TRECHO PARA LEITURA -
= = =

Por Tiago Meyer Mendes - 27/06/2015
A estrutura do Estado Moderno, desde a paz de Vestfália em 1648, foi edificada acima de três paradigmas fundadores: contrato, soberania e laicidade. Posteriormente, através das revoluções sociais americana, francesa, russa e mexicana, principalmente, um quarto elemento foi acrescentado à construção que a partir do século XX se tornou essencial: o indivíduo.
Desta forma o Estado é uma estrutura organizada que possui uma soberania para estabelecer um contrato social, ao compasso que também possui um contrato válido para efetivar sua soberania, não vinculado a um poder metafísico, logo, o governante não é revestido das premissas de Deus na Terra. Trata-se então, de um Estado laico que age em razão do indivíduo, em uma paradoxal relação de violência e proteção a este.
Utilizando-se de argumentos religiosos, Nicolau Maquiavel consegue romper o pensamento de governo e fé ocupando o mesmo local e possuindo uma relação similar entre si para com a população. Assinalou que porquanto o governante cometerá erros de escolhas, assim como já cometera, seria blasfêmia conceber que este respondia como uma divindade no mundo físico, pois, na concepção religiosa tão impregnada no medievo e no início do Iluminismo, Deus não poderia se equivocar.

= = =

(Listagens de elementos e caixas)
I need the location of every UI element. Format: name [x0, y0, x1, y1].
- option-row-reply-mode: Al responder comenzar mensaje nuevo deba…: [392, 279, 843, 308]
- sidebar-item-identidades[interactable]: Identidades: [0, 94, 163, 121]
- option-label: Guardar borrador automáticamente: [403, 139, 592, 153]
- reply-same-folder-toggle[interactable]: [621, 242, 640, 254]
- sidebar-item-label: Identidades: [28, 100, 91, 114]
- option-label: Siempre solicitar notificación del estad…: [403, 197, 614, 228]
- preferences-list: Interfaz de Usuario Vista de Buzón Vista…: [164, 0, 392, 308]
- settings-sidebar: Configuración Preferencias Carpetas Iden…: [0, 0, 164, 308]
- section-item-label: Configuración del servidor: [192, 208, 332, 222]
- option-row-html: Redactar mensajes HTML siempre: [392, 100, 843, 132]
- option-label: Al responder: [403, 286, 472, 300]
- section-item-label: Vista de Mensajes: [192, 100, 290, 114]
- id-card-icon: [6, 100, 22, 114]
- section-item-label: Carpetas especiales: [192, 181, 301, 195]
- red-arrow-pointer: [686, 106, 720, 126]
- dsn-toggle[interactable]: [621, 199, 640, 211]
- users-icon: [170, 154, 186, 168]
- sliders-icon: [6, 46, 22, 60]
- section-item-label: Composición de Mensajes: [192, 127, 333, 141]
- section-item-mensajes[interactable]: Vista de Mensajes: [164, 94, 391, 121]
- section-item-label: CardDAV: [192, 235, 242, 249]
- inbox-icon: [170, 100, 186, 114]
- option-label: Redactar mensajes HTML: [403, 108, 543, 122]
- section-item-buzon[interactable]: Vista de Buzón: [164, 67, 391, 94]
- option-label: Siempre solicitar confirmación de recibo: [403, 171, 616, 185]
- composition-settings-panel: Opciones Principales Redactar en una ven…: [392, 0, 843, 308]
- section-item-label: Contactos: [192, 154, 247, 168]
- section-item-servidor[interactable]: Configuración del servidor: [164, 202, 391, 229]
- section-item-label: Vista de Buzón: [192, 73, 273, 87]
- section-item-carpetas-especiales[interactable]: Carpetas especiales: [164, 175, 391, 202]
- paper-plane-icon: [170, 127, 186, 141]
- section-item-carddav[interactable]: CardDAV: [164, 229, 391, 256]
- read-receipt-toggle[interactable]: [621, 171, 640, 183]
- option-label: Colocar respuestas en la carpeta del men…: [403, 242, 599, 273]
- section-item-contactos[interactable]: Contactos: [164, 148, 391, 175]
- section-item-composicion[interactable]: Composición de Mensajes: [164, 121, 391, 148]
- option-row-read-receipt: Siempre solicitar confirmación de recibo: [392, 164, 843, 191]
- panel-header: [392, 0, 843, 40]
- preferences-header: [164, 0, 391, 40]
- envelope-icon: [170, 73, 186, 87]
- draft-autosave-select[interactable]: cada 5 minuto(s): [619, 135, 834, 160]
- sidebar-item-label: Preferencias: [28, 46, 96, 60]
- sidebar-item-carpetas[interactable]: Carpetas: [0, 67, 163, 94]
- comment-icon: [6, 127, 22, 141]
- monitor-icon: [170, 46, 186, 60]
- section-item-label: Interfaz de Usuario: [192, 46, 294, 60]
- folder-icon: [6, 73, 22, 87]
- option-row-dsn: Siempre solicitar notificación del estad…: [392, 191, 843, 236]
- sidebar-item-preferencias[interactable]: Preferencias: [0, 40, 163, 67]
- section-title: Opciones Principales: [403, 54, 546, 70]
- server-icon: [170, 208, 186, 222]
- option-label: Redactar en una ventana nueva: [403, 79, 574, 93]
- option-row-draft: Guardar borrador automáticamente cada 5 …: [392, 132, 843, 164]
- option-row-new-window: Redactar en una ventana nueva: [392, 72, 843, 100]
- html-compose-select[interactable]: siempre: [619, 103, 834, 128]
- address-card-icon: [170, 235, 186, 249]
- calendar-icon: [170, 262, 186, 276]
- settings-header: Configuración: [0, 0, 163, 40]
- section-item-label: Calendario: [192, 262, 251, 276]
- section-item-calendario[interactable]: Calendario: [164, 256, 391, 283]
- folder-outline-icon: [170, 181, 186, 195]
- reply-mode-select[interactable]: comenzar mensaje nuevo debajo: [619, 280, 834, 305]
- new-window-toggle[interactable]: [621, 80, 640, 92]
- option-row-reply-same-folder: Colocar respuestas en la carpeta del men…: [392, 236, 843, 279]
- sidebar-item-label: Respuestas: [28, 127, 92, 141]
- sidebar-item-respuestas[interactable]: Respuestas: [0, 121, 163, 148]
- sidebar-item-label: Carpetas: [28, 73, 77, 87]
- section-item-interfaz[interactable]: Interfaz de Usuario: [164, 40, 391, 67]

= = =

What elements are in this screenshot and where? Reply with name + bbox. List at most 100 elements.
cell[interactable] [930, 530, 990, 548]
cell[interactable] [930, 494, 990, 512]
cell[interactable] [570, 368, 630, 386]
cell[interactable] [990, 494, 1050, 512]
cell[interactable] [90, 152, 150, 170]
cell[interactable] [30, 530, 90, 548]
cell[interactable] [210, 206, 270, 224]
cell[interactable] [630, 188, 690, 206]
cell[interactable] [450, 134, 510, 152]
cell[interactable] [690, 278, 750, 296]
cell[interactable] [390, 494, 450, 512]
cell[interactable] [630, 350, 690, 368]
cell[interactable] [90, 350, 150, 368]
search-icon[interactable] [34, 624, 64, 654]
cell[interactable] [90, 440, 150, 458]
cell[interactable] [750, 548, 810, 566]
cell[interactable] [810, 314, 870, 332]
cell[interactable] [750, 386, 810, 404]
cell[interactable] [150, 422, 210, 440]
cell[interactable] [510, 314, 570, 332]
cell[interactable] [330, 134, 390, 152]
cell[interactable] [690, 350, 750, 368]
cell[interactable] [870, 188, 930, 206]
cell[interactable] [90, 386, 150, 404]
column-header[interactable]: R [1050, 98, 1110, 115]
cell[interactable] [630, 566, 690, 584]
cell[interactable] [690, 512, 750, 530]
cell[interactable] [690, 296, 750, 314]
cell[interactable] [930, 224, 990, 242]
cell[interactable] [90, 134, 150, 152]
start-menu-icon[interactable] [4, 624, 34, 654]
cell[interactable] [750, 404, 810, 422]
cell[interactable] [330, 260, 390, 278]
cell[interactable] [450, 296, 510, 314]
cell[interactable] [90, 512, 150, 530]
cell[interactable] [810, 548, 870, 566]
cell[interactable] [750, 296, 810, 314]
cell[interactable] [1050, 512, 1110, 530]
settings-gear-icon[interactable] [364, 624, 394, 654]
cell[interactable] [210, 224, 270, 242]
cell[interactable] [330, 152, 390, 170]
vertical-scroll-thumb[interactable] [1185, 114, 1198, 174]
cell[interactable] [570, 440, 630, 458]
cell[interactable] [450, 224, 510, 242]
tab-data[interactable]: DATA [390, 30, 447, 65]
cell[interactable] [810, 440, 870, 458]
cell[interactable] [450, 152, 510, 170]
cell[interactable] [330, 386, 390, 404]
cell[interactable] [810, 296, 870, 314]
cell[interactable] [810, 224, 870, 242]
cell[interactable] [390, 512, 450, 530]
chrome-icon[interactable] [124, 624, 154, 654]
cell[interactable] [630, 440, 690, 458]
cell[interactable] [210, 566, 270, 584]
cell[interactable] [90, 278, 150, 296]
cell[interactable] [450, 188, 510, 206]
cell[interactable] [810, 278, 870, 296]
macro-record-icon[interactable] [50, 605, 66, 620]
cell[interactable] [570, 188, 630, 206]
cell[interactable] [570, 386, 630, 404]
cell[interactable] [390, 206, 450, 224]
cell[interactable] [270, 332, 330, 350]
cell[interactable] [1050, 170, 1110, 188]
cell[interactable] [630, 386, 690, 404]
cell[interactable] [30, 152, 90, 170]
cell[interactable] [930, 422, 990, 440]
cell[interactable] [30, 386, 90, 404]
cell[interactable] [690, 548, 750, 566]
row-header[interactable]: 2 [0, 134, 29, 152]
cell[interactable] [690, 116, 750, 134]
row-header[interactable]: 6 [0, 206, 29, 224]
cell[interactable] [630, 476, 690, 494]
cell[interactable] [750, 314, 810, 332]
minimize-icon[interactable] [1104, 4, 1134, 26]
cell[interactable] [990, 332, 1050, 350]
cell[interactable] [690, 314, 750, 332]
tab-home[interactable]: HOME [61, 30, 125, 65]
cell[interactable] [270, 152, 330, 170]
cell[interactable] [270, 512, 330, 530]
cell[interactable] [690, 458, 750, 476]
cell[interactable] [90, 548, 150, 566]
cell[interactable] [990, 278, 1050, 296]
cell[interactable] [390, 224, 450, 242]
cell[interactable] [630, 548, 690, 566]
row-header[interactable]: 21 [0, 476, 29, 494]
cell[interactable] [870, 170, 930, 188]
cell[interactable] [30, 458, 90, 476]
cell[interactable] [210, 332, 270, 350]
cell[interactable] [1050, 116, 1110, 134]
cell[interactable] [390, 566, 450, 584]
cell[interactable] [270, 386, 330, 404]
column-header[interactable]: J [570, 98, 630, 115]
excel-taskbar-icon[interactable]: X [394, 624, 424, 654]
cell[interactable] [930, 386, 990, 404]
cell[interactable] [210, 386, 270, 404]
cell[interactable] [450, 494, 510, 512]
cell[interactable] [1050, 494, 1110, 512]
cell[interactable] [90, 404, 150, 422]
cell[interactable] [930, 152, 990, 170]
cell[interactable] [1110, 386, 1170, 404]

= = =

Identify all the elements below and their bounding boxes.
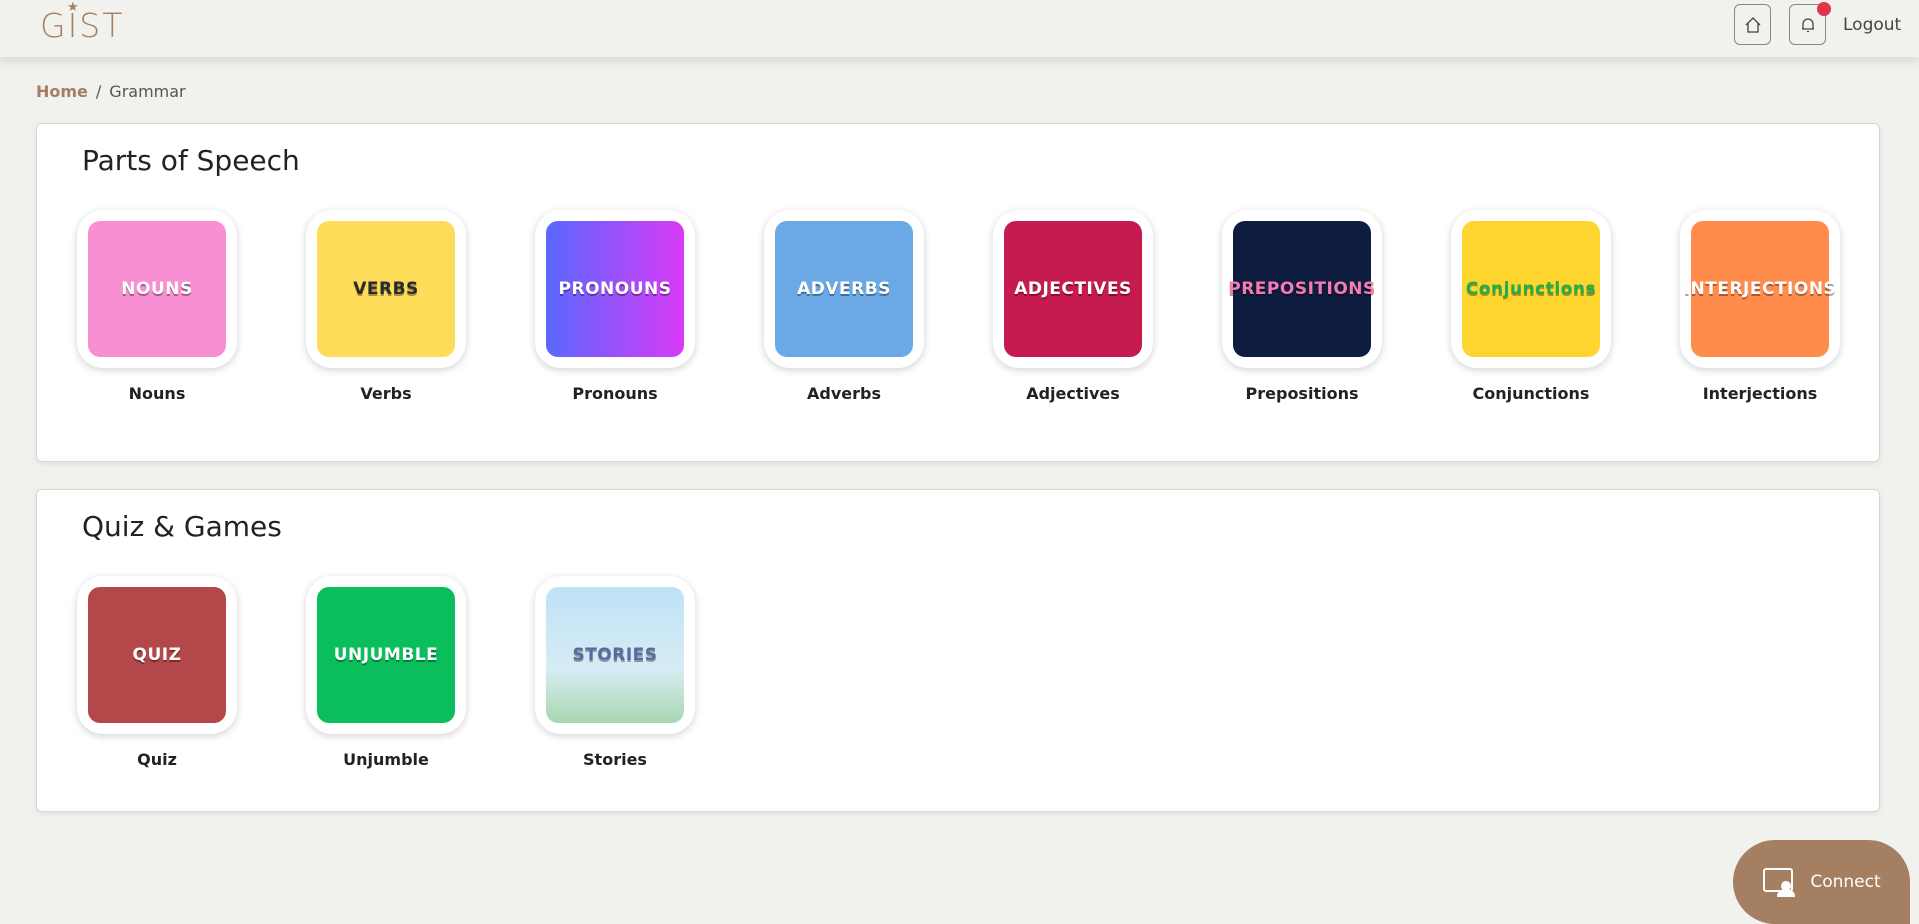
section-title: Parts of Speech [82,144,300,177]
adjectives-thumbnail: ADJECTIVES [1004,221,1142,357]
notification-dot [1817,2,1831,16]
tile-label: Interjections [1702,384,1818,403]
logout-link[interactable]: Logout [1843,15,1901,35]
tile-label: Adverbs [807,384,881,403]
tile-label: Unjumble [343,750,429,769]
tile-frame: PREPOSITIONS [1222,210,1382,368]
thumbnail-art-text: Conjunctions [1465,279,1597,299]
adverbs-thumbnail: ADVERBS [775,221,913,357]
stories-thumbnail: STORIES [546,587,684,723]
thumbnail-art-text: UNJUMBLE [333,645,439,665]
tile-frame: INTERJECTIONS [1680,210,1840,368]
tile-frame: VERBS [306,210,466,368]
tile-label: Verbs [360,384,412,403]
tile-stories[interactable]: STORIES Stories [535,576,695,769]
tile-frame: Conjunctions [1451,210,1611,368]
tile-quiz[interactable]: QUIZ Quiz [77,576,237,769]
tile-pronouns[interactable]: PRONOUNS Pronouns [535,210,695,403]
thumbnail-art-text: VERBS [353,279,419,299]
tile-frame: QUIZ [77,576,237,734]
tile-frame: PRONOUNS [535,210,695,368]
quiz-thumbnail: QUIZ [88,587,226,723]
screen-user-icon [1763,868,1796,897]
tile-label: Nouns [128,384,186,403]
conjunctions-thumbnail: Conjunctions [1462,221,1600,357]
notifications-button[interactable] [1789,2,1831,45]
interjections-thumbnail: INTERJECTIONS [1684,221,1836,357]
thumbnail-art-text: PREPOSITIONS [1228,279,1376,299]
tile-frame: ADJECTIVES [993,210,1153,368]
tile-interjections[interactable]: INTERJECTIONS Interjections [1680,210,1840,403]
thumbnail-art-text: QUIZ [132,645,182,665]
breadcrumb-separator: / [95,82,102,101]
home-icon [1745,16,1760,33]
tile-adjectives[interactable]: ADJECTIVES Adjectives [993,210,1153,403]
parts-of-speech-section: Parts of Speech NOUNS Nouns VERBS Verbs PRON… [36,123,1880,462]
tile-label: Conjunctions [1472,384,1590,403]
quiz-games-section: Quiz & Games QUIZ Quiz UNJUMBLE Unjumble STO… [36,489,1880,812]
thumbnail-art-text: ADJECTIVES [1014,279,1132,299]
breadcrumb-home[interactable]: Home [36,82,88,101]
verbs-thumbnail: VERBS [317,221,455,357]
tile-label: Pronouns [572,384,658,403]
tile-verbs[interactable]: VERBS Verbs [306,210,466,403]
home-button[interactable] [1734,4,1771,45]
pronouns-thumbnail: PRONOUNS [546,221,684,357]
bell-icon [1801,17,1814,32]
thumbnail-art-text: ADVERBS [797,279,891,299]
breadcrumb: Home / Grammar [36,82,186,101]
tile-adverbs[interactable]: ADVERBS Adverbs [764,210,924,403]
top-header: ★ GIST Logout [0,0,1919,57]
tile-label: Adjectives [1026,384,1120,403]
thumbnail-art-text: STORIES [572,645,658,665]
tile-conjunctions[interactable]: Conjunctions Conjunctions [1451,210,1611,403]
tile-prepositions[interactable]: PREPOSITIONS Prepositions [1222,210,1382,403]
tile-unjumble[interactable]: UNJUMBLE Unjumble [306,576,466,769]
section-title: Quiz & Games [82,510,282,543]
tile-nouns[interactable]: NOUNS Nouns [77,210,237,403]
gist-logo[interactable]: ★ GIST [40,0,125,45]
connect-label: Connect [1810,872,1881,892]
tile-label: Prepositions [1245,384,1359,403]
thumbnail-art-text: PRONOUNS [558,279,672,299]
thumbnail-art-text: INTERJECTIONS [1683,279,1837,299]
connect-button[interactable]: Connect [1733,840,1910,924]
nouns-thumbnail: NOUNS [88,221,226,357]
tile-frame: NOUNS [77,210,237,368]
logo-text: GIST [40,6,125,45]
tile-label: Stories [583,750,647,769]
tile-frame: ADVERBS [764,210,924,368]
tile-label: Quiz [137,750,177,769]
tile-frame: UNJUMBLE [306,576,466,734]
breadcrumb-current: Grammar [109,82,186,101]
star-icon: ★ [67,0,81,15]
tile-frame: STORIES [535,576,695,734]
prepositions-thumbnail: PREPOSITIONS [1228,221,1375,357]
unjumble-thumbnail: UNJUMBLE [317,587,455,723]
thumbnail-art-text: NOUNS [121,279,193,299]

= = =

Reproduza na íntegra o texto sobre o Estado Moderno, sem nenhuma alteração.

Por Tiago Meyer Mendes - 27/06/2015
A estrutura do Estado Moderno, desde a paz de Vestfália em 1648, foi edificada acima de três paradigmas fundadores: contrato, soberania e laicidade. Posteriormente, através das revoluções sociais americana, francesa, russa e mexicana, principalmente, um quarto elemento foi acrescentado à construção que a partir do século XX se tornou essencial: o indivíduo.
Desta forma o Estado é uma estrutura organizada que possui uma soberania para estabelecer um contrato social, ao compasso que também possui um contrato válido para efetivar sua soberania, não vinculado a um poder metafísico, logo, o governante não é revestido das premissas de Deus na Terra. Trata-se então, de um Estado laico que age em razão do indivíduo, em uma paradoxal relação de violência e proteção a este.
Utilizando-se de argumentos religiosos, Nicolau Maquiavel consegue romper o pensamento de governo e fé ocupando o mesmo local e possuindo uma relação similar entre si para com a população. Assinalou que porquanto o governante cometerá erros de escolhas, assim como já cometera, seria blasfêmia conceber que este respondia como uma divindade no mundo físico, pois, na concepção religiosa tão impregnada no medievo e no início do Iluminismo, Deus não poderia se equivocar.